### AIM
Scan the entries below and count the lines holding the string "slit". Supply only the number.

### MATERIAL PROVIDED
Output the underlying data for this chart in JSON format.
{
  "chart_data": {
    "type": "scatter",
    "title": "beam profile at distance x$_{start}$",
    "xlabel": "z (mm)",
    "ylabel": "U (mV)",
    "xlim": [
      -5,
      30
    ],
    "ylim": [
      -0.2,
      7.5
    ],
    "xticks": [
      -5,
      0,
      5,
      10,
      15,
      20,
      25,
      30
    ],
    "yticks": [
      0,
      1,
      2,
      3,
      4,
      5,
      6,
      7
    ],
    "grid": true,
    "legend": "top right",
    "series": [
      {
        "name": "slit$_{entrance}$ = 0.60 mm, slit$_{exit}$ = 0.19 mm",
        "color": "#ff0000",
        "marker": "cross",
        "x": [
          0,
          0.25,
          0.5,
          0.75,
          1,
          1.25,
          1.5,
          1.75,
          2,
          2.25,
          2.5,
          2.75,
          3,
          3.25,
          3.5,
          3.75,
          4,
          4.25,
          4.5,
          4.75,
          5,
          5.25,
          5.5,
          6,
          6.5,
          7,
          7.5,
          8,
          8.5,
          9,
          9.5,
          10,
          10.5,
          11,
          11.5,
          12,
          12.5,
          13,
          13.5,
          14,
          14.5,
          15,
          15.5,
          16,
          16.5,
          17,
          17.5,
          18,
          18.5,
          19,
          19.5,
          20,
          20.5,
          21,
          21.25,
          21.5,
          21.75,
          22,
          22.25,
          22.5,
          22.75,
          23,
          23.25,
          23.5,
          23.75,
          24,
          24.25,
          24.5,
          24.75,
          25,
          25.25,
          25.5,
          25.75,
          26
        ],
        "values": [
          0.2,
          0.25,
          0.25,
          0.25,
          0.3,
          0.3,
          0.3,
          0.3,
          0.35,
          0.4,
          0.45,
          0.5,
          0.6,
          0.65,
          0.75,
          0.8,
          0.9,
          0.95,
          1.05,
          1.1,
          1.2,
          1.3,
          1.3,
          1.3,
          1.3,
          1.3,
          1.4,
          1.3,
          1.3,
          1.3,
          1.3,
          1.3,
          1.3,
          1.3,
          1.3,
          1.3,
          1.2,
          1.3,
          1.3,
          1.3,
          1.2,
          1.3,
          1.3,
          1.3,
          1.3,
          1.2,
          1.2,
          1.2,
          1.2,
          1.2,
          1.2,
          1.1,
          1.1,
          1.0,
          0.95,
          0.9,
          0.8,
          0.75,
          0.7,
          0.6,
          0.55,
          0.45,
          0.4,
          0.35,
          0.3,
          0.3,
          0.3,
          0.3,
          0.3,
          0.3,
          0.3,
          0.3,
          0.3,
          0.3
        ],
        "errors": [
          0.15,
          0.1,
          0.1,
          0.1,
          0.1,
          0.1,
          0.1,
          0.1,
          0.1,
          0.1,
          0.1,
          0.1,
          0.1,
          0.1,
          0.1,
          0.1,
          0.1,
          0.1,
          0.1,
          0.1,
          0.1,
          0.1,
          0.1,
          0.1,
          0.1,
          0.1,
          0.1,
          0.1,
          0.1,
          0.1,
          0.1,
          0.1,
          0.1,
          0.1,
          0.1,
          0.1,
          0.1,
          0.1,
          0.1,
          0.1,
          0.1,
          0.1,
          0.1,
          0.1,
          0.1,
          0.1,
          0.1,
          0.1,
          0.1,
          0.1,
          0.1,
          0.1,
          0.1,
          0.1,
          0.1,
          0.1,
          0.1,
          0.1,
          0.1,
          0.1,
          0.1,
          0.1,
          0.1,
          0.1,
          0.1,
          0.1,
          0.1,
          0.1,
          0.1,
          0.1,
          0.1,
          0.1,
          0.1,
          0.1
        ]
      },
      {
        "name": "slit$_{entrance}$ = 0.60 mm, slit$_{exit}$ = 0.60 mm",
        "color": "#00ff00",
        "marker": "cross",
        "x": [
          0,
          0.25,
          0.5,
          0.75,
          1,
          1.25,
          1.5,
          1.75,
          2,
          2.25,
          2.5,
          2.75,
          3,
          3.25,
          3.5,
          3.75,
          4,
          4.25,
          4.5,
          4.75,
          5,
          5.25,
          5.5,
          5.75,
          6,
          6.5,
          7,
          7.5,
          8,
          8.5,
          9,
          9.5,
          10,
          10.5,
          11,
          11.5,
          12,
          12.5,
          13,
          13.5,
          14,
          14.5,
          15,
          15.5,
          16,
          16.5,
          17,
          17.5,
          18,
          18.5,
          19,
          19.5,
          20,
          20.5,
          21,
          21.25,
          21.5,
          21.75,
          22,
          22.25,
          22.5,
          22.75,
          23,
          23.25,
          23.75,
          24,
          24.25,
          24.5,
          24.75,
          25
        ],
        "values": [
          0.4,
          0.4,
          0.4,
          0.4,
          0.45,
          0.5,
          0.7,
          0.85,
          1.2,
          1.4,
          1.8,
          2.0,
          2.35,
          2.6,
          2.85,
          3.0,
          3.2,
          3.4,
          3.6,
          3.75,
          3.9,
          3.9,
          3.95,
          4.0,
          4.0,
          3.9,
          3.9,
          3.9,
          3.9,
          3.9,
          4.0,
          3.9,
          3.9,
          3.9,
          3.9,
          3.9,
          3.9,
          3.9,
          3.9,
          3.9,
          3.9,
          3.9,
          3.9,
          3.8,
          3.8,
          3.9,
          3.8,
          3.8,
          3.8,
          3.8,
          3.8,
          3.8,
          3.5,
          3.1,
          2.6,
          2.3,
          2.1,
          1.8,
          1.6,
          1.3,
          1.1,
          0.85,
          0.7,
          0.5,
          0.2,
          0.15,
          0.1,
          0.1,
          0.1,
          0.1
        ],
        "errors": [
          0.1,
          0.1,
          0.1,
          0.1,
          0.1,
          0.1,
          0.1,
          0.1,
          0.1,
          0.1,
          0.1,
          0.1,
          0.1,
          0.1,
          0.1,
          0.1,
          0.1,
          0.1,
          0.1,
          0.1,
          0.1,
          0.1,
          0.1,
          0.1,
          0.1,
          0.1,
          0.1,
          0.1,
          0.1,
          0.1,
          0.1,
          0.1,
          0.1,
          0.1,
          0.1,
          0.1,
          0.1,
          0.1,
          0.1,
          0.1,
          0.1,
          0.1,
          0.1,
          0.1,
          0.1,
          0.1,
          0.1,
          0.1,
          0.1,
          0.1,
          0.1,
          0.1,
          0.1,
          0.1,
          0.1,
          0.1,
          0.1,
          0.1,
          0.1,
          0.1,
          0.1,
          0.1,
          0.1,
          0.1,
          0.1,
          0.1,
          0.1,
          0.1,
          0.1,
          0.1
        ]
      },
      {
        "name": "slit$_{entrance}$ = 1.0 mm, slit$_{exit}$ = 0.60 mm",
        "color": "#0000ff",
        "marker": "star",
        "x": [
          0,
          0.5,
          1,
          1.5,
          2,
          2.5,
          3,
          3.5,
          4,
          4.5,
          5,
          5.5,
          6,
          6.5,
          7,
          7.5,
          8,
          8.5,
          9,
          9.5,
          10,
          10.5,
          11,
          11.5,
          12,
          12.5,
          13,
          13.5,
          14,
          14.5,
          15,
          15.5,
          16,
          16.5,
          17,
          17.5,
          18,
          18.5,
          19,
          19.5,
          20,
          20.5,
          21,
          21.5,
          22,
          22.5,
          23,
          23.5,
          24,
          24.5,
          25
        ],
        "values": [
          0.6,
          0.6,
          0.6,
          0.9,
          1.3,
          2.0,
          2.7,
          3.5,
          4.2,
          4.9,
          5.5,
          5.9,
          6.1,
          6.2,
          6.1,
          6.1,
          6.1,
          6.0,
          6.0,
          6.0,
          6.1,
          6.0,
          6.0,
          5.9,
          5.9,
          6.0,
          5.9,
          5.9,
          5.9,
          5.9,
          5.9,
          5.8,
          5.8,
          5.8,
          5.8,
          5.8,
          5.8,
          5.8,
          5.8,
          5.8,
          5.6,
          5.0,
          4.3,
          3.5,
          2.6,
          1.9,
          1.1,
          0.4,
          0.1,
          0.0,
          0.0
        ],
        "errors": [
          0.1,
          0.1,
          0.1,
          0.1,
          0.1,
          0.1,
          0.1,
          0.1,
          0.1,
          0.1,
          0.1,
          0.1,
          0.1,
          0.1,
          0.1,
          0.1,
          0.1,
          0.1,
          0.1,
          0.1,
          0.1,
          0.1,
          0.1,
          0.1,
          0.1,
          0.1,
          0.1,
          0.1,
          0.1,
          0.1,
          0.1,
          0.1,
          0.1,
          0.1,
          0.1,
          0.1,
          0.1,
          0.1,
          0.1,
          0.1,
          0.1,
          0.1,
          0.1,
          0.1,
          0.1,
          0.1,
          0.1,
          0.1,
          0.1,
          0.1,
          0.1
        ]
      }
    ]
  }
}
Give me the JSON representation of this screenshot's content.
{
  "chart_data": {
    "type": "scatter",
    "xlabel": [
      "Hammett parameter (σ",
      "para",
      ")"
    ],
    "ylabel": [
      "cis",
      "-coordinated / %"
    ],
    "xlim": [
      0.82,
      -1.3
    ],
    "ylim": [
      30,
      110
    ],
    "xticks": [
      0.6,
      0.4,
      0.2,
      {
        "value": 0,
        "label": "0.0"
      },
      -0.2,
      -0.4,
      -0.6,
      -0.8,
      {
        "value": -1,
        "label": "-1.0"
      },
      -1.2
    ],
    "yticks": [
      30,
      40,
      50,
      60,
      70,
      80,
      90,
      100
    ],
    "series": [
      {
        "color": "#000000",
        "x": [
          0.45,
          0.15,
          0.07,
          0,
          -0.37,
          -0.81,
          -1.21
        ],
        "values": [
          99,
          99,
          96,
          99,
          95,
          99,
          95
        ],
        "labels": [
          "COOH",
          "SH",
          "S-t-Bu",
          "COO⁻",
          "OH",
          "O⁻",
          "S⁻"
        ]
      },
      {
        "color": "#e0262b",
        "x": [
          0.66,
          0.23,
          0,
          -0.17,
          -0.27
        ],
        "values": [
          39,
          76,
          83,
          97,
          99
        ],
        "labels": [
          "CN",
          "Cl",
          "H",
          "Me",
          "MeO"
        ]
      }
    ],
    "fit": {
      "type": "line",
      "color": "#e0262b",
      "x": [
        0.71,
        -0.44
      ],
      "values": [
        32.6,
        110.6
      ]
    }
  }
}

### EXERCISE RESULT
3